▶ **Data for this exercise**
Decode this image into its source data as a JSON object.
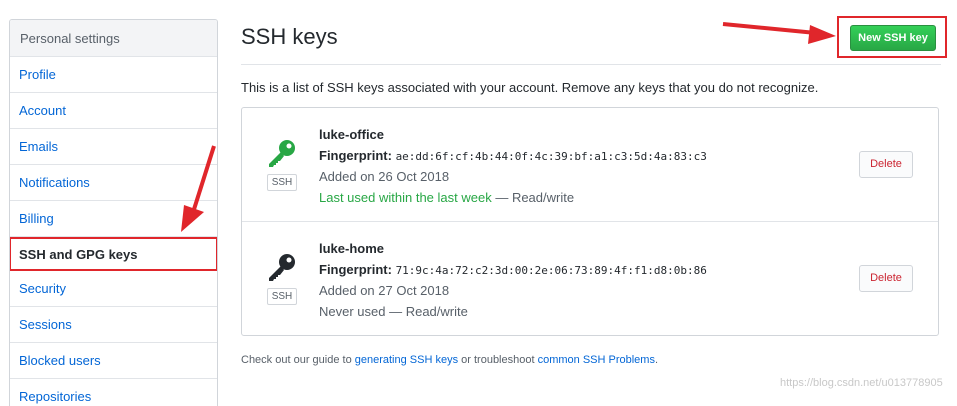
{
  "sidebar": {
    "header": "Personal settings",
    "items": [
      {
        "label": "Profile"
      },
      {
        "label": "Account"
      },
      {
        "label": "Emails"
      },
      {
        "label": "Notifications"
      },
      {
        "label": "Billing"
      },
      {
        "label": "SSH and GPG keys",
        "selected": true
      },
      {
        "label": "Security"
      },
      {
        "label": "Sessions"
      },
      {
        "label": "Blocked users"
      },
      {
        "label": "Repositories"
      }
    ]
  },
  "main": {
    "title": "SSH keys",
    "new_key_button": "New SSH key",
    "intro": "This is a list of SSH keys associated with your account. Remove any keys that you do not recognize.",
    "keys": [
      {
        "name": "luke-office",
        "fingerprint_label": "Fingerprint:",
        "fingerprint": "ae:dd:6f:cf:4b:44:0f:4c:39:bf:a1:c3:5d:4a:83:c3",
        "added": "Added on 26 Oct 2018",
        "last_used": "Last used within the last week",
        "access": " — Read/write",
        "tag": "SSH",
        "icon": "key-icon",
        "icon_color": "#28a745",
        "delete_label": "Delete"
      },
      {
        "name": "luke-home",
        "fingerprint_label": "Fingerprint:",
        "fingerprint": "71:9c:4a:72:c2:3d:00:2e:06:73:89:4f:f1:d8:0b:86",
        "added": "Added on 27 Oct 2018",
        "last_used": "Never used",
        "access": " — Read/write",
        "tag": "SSH",
        "icon": "key-icon",
        "icon_color": "#24292e",
        "delete_label": "Delete"
      }
    ],
    "footer": {
      "prefix": "Check out our guide to ",
      "link1": "generating SSH keys",
      "middle": " or troubleshoot ",
      "link2": "common SSH Problems",
      "suffix": "."
    }
  },
  "watermark": "https://blog.csdn.net/u013778905",
  "colors": {
    "accent_link": "#0366d6",
    "primary_button": "#28a745",
    "danger": "#cb2431",
    "annotation": "#e0262b"
  }
}
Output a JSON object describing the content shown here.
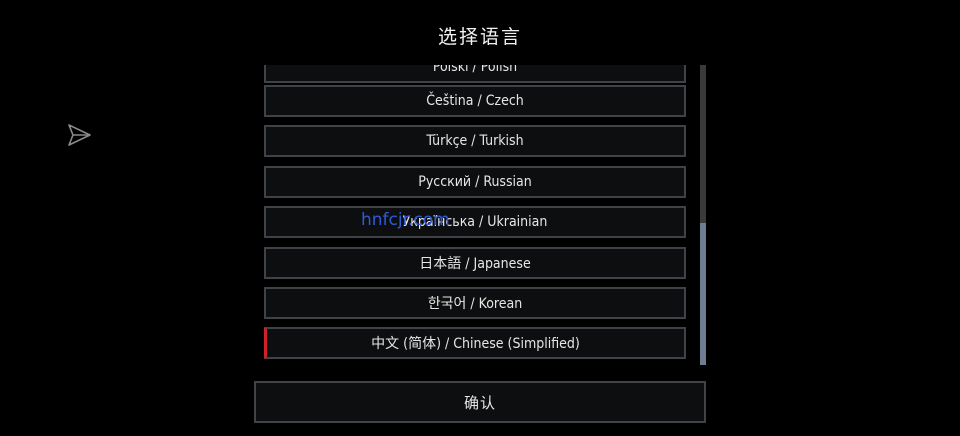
{
  "header": {
    "title": "选择语言"
  },
  "side_icon": {
    "name": "send-icon"
  },
  "languages": [
    {
      "label": "Polski / Polish",
      "selected": false
    },
    {
      "label": "Čeština / Czech",
      "selected": false
    },
    {
      "label": "Türkçe / Turkish",
      "selected": false
    },
    {
      "label": "Русский / Russian",
      "selected": false
    },
    {
      "label": "Українська / Ukrainian",
      "selected": false
    },
    {
      "label": "日本語 / Japanese",
      "selected": false
    },
    {
      "label": "한국어 / Korean",
      "selected": false
    },
    {
      "label": "中文 (简体) / Chinese (Simplified)",
      "selected": true
    }
  ],
  "footer": {
    "confirm_label": "确认"
  },
  "watermark": {
    "text": "hnfcjr.com"
  },
  "colors": {
    "background": "#000000",
    "item_border": "#3f4247",
    "selected_accent": "#d0202a",
    "scroll_thumb": "#6e7d92",
    "watermark": "#2f5bd8"
  }
}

▶ **Goal**
Transcribe the records verbatim and omit the images.

▶ **Correct response**
Decode this image into its source data as a JSON object.
{
  "sidebar": {
    "header": "Personal settings",
    "items": [
      {
        "label": "Profile"
      },
      {
        "label": "Account"
      },
      {
        "label": "Emails"
      },
      {
        "label": "Notifications"
      },
      {
        "label": "Billing"
      },
      {
        "label": "SSH and GPG keys",
        "selected": true
      },
      {
        "label": "Security"
      },
      {
        "label": "Sessions"
      },
      {
        "label": "Blocked users"
      },
      {
        "label": "Repositories"
      }
    ]
  },
  "main": {
    "title": "SSH keys",
    "new_key_button": "New SSH key",
    "intro": "This is a list of SSH keys associated with your account. Remove any keys that you do not recognize.",
    "keys": [
      {
        "name": "luke-office",
        "fingerprint_label": "Fingerprint:",
        "fingerprint": "ae:dd:6f:cf:4b:44:0f:4c:39:bf:a1:c3:5d:4a:83:c3",
        "added": "Added on 26 Oct 2018",
        "last_used": "Last used within the last week",
        "access": " — Read/write",
        "tag": "SSH",
        "icon": "key-icon",
        "icon_color": "#28a745",
        "delete_label": "Delete"
      },
      {
        "name": "luke-home",
        "fingerprint_label": "Fingerprint:",
        "fingerprint": "71:9c:4a:72:c2:3d:00:2e:06:73:89:4f:f1:d8:0b:86",
        "added": "Added on 27 Oct 2018",
        "last_used": "Never used",
        "access": " — Read/write",
        "tag": "SSH",
        "icon": "key-icon",
        "icon_color": "#24292e",
        "delete_label": "Delete"
      }
    ],
    "footer": {
      "prefix": "Check out our guide to ",
      "link1": "generating SSH keys",
      "middle": " or troubleshoot ",
      "link2": "common SSH Problems",
      "suffix": "."
    }
  },
  "watermark": "https://blog.csdn.net/u013778905",
  "colors": {
    "accent_link": "#0366d6",
    "primary_button": "#28a745",
    "danger": "#cb2431",
    "annotation": "#e0262b"
  }
}
Output a JSON object describing the content shown here.
{
  "header": {
    "title": "选择语言"
  },
  "side_icon": {
    "name": "send-icon"
  },
  "languages": [
    {
      "label": "Polski / Polish",
      "selected": false
    },
    {
      "label": "Čeština / Czech",
      "selected": false
    },
    {
      "label": "Türkçe / Turkish",
      "selected": false
    },
    {
      "label": "Русский / Russian",
      "selected": false
    },
    {
      "label": "Українська / Ukrainian",
      "selected": false
    },
    {
      "label": "日本語 / Japanese",
      "selected": false
    },
    {
      "label": "한국어 / Korean",
      "selected": false
    },
    {
      "label": "中文 (简体) / Chinese (Simplified)",
      "selected": true
    }
  ],
  "footer": {
    "confirm_label": "确认"
  },
  "watermark": {
    "text": "hnfcjr.com"
  },
  "colors": {
    "background": "#000000",
    "item_border": "#3f4247",
    "selected_accent": "#d0202a",
    "scroll_thumb": "#6e7d92",
    "watermark": "#2f5bd8"
  }
}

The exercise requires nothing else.